» Aim of the task: Check each line of the records below for the word "Created" and copy those where it appears.

# # # # # # #

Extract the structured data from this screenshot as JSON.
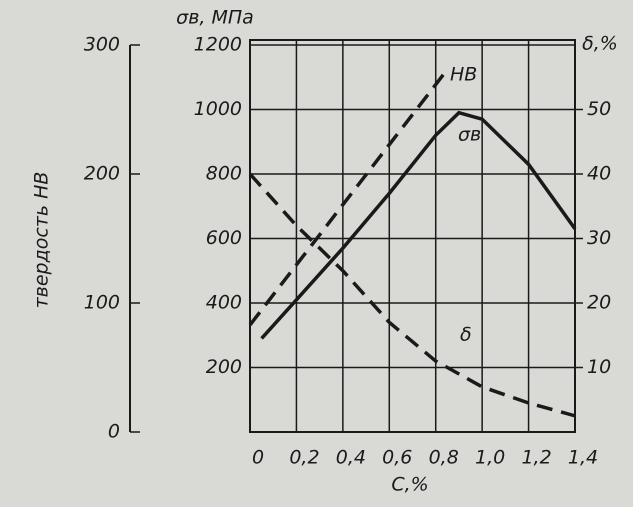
{
  "chart_data": {
    "type": "line",
    "x_label": "C,%",
    "y_label": "σв, МПа",
    "y2_label": "δ,%",
    "y3_label": "твердость HB",
    "xlim": [
      0,
      1.4
    ],
    "xticks": [
      0,
      {
        "value": 0.2,
        "label": "0,2"
      },
      {
        "value": 0.4,
        "label": "0,4"
      },
      {
        "value": 0.6,
        "label": "0,6"
      },
      {
        "value": 0.8,
        "label": "0,8"
      },
      {
        "value": 1.0,
        "label": "1,0"
      },
      {
        "value": 1.2,
        "label": "1,2"
      },
      {
        "value": 1.4,
        "label": "1,4"
      }
    ],
    "ylim": [
      0,
      1200
    ],
    "yticks": [
      200,
      400,
      600,
      800,
      1000,
      1200
    ],
    "y2lim": [
      0,
      60
    ],
    "y2ticks": [
      10,
      20,
      30,
      40,
      50
    ],
    "y3lim": [
      0,
      300
    ],
    "y3ticks": [
      0,
      100,
      200,
      300
    ],
    "grid": true,
    "series": [
      {
        "name": "HB",
        "color": "#1a1a1a",
        "dash": true,
        "axis": "y3",
        "x": [
          0,
          0.85
        ],
        "values": [
          83,
          281
        ]
      },
      {
        "name": "σв",
        "color": "#1a1a1a",
        "dash": false,
        "axis": "y",
        "x": [
          0.05,
          0.2,
          0.4,
          0.6,
          0.8,
          0.9,
          1.0,
          1.2,
          1.4
        ],
        "values": [
          290,
          410,
          570,
          740,
          920,
          990,
          970,
          830,
          630
        ]
      },
      {
        "name": "δ",
        "color": "#1a1a1a",
        "dash": true,
        "axis": "y2",
        "x": [
          0,
          0.2,
          0.4,
          0.6,
          0.8,
          1.0,
          1.2,
          1.4
        ],
        "values": [
          40,
          32,
          25,
          17,
          11,
          7,
          4.5,
          2.5
        ]
      }
    ]
  }
}
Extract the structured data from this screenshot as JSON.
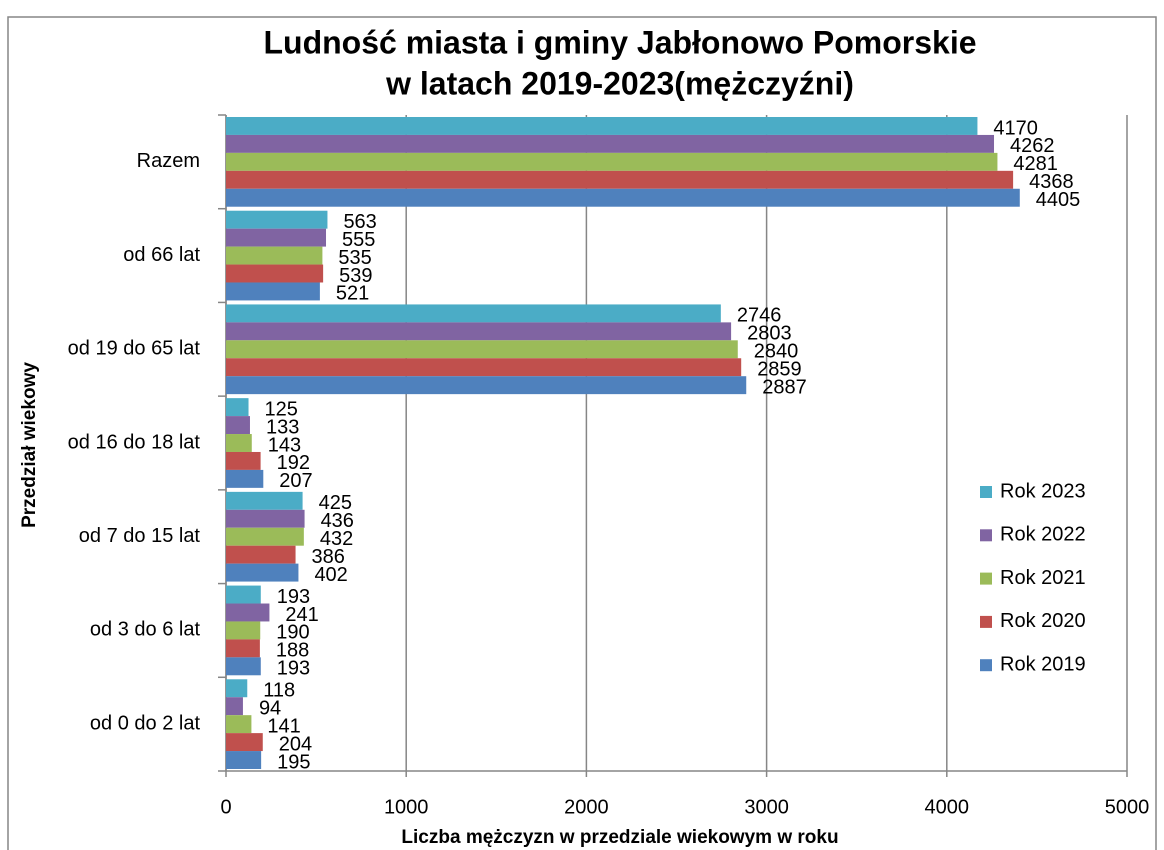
{
  "chart_data": {
    "type": "bar",
    "orientation": "horizontal",
    "title": [
      "Ludność miasta i gminy Jabłonowo Pomorskie",
      "w latach 2019-2023(mężczyźni)"
    ],
    "x_label": "Liczba mężczyzn w przedziale wiekowym w roku",
    "y_label": "Przedział wiekowy",
    "categories": [
      "Razem",
      "od 66 lat",
      "od 19 do 65 lat",
      "od 16 do 18 lat",
      "od 7 do 15 lat",
      "od 3 do 6 lat",
      "od 0 do 2 lat"
    ],
    "series": [
      {
        "name": "Rok 2023",
        "color": "#4bacc6",
        "values": [
          4170,
          563,
          2746,
          125,
          425,
          193,
          118
        ]
      },
      {
        "name": "Rok 2022",
        "color": "#8064a2",
        "values": [
          4262,
          555,
          2803,
          133,
          436,
          241,
          94
        ]
      },
      {
        "name": "Rok 2021",
        "color": "#9bbb59",
        "values": [
          4281,
          535,
          2840,
          143,
          432,
          190,
          141
        ]
      },
      {
        "name": "Rok 2020",
        "color": "#c0504d",
        "values": [
          4368,
          539,
          2859,
          192,
          386,
          188,
          204
        ]
      },
      {
        "name": "Rok 2019",
        "color": "#4f81bd",
        "values": [
          4405,
          521,
          2887,
          207,
          402,
          193,
          195
        ]
      }
    ],
    "xlim": [
      0,
      5000
    ],
    "xticks": [
      0,
      1000,
      2000,
      3000,
      4000,
      5000
    ],
    "grid": true,
    "legend": "right"
  }
}
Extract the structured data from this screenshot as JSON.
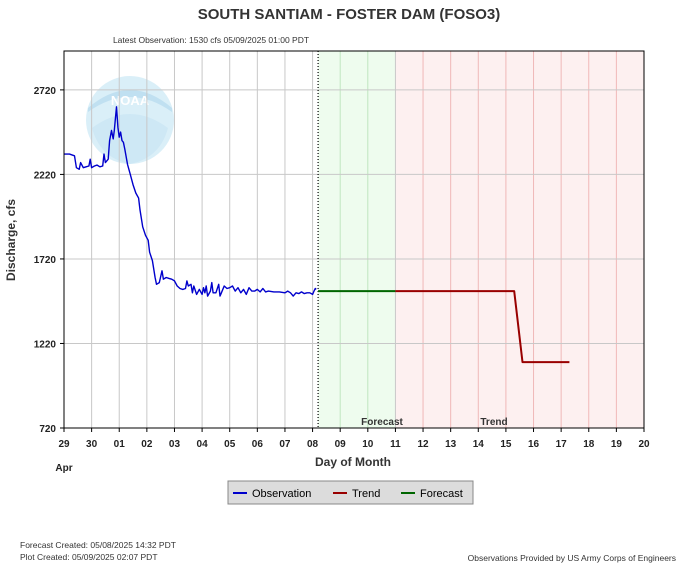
{
  "chart_data": {
    "type": "line",
    "title": "SOUTH SANTIAM - FOSTER DAM  (FOSO3)",
    "subtitle": "Latest Observation: 1530 cfs 05/09/2025 01:00 PDT",
    "xlabel": "Day of Month",
    "ylabel": "Discharge, cfs",
    "x_tick_labels": [
      "29",
      "30",
      "01",
      "02",
      "03",
      "04",
      "05",
      "06",
      "07",
      "08",
      "09",
      "10",
      "11",
      "12",
      "13",
      "14",
      "15",
      "16",
      "17",
      "18",
      "19",
      "20"
    ],
    "month_label": "Apr",
    "y_ticks": [
      720,
      1220,
      1720,
      2220,
      2720
    ],
    "ylim": [
      720,
      2950
    ],
    "zone_labels": {
      "forecast": "Forecast",
      "trend": "Trend"
    },
    "grid": true,
    "legend_position": "bottom-center",
    "series": [
      {
        "name": "Observation",
        "color": "#0000cc",
        "points": [
          [
            0.0,
            2340
          ],
          [
            0.2,
            2340
          ],
          [
            0.38,
            2330
          ],
          [
            0.45,
            2260
          ],
          [
            0.55,
            2250
          ],
          [
            0.6,
            2290
          ],
          [
            0.7,
            2260
          ],
          [
            0.8,
            2265
          ],
          [
            0.9,
            2270
          ],
          [
            0.95,
            2310
          ],
          [
            1.0,
            2260
          ],
          [
            1.1,
            2270
          ],
          [
            1.2,
            2275
          ],
          [
            1.3,
            2265
          ],
          [
            1.4,
            2270
          ],
          [
            1.45,
            2340
          ],
          [
            1.5,
            2290
          ],
          [
            1.6,
            2310
          ],
          [
            1.65,
            2420
          ],
          [
            1.72,
            2480
          ],
          [
            1.78,
            2430
          ],
          [
            1.82,
            2480
          ],
          [
            1.86,
            2550
          ],
          [
            1.9,
            2620
          ],
          [
            1.95,
            2500
          ],
          [
            2.0,
            2440
          ],
          [
            2.05,
            2470
          ],
          [
            2.1,
            2420
          ],
          [
            2.15,
            2410
          ],
          [
            2.2,
            2370
          ],
          [
            2.3,
            2280
          ],
          [
            2.4,
            2220
          ],
          [
            2.5,
            2160
          ],
          [
            2.6,
            2110
          ],
          [
            2.7,
            2080
          ],
          [
            2.75,
            2010
          ],
          [
            2.85,
            1910
          ],
          [
            2.95,
            1860
          ],
          [
            3.05,
            1830
          ],
          [
            3.1,
            1760
          ],
          [
            3.2,
            1710
          ],
          [
            3.3,
            1610
          ],
          [
            3.35,
            1570
          ],
          [
            3.45,
            1580
          ],
          [
            3.55,
            1650
          ],
          [
            3.6,
            1600
          ],
          [
            3.7,
            1610
          ],
          [
            3.8,
            1605
          ],
          [
            3.9,
            1600
          ],
          [
            4.0,
            1590
          ],
          [
            4.1,
            1560
          ],
          [
            4.2,
            1545
          ],
          [
            4.3,
            1540
          ],
          [
            4.4,
            1545
          ],
          [
            4.45,
            1590
          ],
          [
            4.5,
            1560
          ],
          [
            4.6,
            1570
          ],
          [
            4.65,
            1520
          ],
          [
            4.7,
            1560
          ],
          [
            4.8,
            1510
          ],
          [
            4.9,
            1540
          ],
          [
            5.0,
            1510
          ],
          [
            5.05,
            1550
          ],
          [
            5.1,
            1520
          ],
          [
            5.15,
            1560
          ],
          [
            5.2,
            1500
          ],
          [
            5.3,
            1530
          ],
          [
            5.35,
            1580
          ],
          [
            5.4,
            1520
          ],
          [
            5.5,
            1520
          ],
          [
            5.6,
            1570
          ],
          [
            5.65,
            1500
          ],
          [
            5.7,
            1520
          ],
          [
            5.8,
            1560
          ],
          [
            5.9,
            1545
          ],
          [
            6.0,
            1550
          ],
          [
            6.1,
            1560
          ],
          [
            6.2,
            1530
          ],
          [
            6.3,
            1550
          ],
          [
            6.4,
            1520
          ],
          [
            6.5,
            1540
          ],
          [
            6.6,
            1510
          ],
          [
            6.7,
            1550
          ],
          [
            6.8,
            1530
          ],
          [
            6.9,
            1530
          ],
          [
            7.0,
            1540
          ],
          [
            7.1,
            1525
          ],
          [
            7.2,
            1545
          ],
          [
            7.3,
            1525
          ],
          [
            7.4,
            1530
          ],
          [
            7.6,
            1525
          ],
          [
            7.8,
            1525
          ],
          [
            8.0,
            1520
          ],
          [
            8.1,
            1530
          ],
          [
            8.2,
            1520
          ],
          [
            8.3,
            1500
          ],
          [
            8.4,
            1520
          ],
          [
            8.5,
            1515
          ],
          [
            8.6,
            1525
          ],
          [
            8.7,
            1515
          ],
          [
            8.8,
            1520
          ],
          [
            8.9,
            1520
          ],
          [
            9.0,
            1510
          ],
          [
            9.05,
            1530
          ],
          [
            9.1,
            1545
          ],
          [
            9.13,
            1540
          ]
        ]
      },
      {
        "name": "Forecast",
        "color": "#006600",
        "points": [
          [
            9.2,
            1530
          ],
          [
            12.0,
            1530
          ]
        ]
      },
      {
        "name": "Trend",
        "color": "#990000",
        "points": [
          [
            12.0,
            1530
          ],
          [
            16.3,
            1530
          ],
          [
            16.6,
            1110
          ],
          [
            18.3,
            1110
          ]
        ]
      }
    ],
    "legend": [
      "Observation",
      "Trend",
      "Forecast"
    ]
  },
  "footer": {
    "forecast_created": "Forecast Created: 05/08/2025 14:32 PDT",
    "plot_created": "Plot Created: 05/09/2025 02:07 PDT",
    "provider": "Observations Provided by US Army Corps of Engineers"
  },
  "logo": {
    "text": "NOAA"
  },
  "colors": {
    "forecast_zone": "#eefcee",
    "trend_zone": "#fdf0f0",
    "grid": "#c8c8c8",
    "legend_bg": "#dcdcdc"
  }
}
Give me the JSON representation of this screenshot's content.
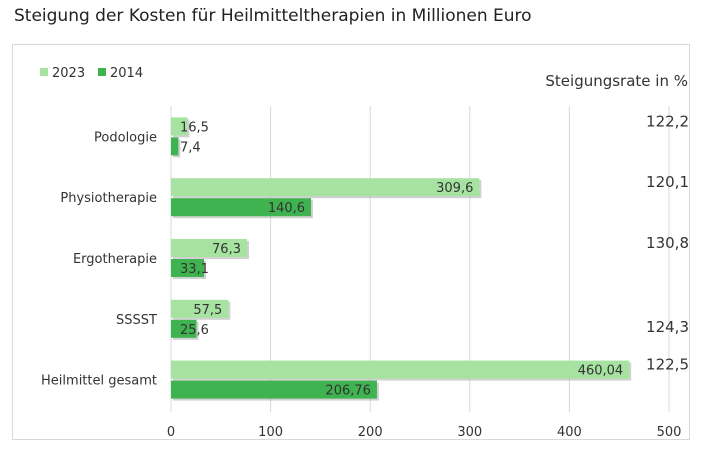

# # # # # # #

» Exercise result:
    "forecast_created": "Forecast Created: 05/08/2025 14:32 PDT",
    "plot_created": "Plot Created: 05/09/2025 02:07 PDT",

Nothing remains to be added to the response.